提供文本:
•••
同理，上一層的輸出（13*13*384）作爲本層的輸入。先擴展特徵圖1個像素，即15*15。再經過384個3*3大小且步長爲1的卷積核，（15-3）/ 1 +1 = 13。輸出特徵圖大小爲13*13*384.

layer {
  name: "conv4"
  type: "Convolution"
  bottom: "conv3"
  top: "conv4"
  param {
    lr_mult: 1
    decay_mult: 1
  }
  param {
    lr_mult: 2
    decay_mult: 0
  }
  convolution_param {
    num_output: 384
    pad: 1
    kernel_size: 3
    group: 2
    weight_filler {
      type: "gaussian"
      std: 0.01
    }
    bias_filler {
      type: "constant"
      value: 0.1
    }
  }
}
layer {
  name: "relu4"
  type: "ReLU"
  bottom: "conv4"
  top: "conv4"
}

⑤conv5

同理，上一層的輸出（13*13*384）作爲本層的輸入。輸入特徵圖先擴展1個像素，即15*15。先經過256個大小爲3*3步長爲1的卷積核。特徵圖大小爲（15-3）/ 1 +1 = 13。
•••
已儲存的記錄:

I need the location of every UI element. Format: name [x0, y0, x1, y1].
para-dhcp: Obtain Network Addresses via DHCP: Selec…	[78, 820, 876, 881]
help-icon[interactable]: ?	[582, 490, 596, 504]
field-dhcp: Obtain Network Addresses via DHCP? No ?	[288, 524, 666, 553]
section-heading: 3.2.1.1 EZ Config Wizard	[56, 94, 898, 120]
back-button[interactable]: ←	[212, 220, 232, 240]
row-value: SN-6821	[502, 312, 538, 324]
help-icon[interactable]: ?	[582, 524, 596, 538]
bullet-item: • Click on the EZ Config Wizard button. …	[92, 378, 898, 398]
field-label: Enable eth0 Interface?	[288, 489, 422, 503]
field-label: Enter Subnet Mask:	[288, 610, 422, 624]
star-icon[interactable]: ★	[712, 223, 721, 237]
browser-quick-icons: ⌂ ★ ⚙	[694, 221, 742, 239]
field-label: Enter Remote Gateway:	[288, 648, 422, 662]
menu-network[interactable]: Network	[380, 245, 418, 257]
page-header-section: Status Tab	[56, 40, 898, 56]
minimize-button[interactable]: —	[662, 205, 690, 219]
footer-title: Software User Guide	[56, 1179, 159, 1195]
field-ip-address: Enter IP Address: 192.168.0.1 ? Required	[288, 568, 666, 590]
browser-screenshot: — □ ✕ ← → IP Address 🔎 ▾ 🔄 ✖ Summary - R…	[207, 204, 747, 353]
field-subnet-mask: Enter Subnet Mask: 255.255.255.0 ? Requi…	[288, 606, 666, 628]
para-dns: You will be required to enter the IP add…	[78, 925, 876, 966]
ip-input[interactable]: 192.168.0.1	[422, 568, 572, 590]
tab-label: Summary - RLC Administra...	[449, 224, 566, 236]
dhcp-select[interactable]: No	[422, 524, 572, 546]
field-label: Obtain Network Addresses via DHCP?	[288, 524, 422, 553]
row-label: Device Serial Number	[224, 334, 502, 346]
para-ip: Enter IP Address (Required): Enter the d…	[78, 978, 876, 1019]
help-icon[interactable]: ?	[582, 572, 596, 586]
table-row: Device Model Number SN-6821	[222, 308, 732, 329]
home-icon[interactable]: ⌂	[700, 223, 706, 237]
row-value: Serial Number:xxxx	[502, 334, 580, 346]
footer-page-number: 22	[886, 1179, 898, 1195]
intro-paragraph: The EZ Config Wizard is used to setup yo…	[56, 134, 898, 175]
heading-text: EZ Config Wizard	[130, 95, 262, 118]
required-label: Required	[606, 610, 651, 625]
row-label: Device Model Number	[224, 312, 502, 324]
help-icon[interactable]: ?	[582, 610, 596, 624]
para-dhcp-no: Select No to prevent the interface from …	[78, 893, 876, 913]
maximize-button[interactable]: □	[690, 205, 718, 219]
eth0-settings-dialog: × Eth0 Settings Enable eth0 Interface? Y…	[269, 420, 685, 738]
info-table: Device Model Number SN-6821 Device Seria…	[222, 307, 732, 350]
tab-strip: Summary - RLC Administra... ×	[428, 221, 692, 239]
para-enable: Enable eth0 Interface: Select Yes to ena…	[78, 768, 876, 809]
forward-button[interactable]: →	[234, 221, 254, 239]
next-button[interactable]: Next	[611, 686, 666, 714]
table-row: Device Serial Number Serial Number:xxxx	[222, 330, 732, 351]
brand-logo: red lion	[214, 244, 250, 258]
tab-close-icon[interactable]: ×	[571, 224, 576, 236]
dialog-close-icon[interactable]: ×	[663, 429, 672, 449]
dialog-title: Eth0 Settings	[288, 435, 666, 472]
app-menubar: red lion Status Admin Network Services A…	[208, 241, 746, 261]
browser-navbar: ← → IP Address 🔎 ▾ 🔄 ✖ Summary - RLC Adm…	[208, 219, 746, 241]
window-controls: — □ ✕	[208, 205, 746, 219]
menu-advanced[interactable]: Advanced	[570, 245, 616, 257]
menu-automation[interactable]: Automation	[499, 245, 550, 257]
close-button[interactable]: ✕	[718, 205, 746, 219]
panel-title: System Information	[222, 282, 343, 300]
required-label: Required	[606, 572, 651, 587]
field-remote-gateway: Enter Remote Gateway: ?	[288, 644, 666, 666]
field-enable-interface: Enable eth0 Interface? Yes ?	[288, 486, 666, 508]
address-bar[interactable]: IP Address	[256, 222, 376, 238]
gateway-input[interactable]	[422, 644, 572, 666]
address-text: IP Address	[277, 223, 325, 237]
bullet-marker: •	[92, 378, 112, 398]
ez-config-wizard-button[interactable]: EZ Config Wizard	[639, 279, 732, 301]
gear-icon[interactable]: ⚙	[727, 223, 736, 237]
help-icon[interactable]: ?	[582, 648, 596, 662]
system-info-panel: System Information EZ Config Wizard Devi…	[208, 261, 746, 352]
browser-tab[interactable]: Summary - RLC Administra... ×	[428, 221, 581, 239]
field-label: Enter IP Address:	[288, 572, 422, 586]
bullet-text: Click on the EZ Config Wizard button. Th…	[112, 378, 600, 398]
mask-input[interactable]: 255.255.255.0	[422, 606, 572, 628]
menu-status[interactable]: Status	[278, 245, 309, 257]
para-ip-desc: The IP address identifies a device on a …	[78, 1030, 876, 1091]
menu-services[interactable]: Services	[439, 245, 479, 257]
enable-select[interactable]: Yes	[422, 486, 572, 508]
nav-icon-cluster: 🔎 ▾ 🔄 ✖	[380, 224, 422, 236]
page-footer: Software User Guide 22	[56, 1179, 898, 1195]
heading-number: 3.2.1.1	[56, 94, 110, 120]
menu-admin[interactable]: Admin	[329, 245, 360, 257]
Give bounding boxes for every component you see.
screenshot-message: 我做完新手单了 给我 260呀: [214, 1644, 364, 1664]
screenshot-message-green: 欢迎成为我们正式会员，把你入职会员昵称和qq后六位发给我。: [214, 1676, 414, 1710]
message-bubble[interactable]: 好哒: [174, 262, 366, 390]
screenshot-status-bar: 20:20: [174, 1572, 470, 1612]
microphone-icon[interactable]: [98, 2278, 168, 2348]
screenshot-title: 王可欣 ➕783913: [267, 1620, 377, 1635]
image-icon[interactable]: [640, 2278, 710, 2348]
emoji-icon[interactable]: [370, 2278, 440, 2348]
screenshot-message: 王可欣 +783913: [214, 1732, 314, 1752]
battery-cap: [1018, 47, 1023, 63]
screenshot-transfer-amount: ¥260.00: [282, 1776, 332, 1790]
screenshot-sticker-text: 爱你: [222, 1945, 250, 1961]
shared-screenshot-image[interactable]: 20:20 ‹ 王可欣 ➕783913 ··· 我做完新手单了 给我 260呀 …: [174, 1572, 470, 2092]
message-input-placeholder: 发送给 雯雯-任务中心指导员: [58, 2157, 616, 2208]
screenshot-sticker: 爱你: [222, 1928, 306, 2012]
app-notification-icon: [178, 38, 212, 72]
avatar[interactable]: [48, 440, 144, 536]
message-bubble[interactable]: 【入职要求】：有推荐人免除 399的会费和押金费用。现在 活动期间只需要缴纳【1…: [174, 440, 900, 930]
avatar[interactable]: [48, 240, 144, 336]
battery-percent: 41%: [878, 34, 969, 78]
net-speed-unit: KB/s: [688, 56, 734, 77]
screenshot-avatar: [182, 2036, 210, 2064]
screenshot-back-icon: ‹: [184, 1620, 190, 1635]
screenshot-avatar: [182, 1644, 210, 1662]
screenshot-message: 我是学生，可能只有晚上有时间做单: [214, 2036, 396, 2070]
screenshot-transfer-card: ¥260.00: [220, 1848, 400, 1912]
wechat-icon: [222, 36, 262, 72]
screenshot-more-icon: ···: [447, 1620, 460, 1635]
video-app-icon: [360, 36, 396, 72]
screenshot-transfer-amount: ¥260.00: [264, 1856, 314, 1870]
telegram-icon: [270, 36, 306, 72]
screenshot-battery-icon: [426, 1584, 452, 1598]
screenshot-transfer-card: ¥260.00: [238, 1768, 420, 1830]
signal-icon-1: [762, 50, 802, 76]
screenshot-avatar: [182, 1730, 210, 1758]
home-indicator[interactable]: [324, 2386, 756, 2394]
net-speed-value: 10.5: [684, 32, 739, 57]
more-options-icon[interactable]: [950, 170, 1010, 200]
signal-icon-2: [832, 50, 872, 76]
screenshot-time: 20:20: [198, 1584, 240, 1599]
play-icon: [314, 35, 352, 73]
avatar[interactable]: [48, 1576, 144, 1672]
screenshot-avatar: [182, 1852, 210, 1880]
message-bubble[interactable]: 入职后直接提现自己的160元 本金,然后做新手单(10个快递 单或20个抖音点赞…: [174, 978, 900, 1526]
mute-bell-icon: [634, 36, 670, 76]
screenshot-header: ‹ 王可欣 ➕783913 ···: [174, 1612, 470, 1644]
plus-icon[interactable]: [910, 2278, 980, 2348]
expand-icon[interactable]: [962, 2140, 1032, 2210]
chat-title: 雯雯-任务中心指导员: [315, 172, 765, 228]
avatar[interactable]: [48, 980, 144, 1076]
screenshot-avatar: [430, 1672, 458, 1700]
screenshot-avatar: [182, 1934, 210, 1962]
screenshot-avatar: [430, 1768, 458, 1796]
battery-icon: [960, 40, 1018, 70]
•••
任務要求: 根據提供文本，conv5 層的輸入特徵圖擴展後，要經過多少個 3*3 卷積核？

回答: 256個。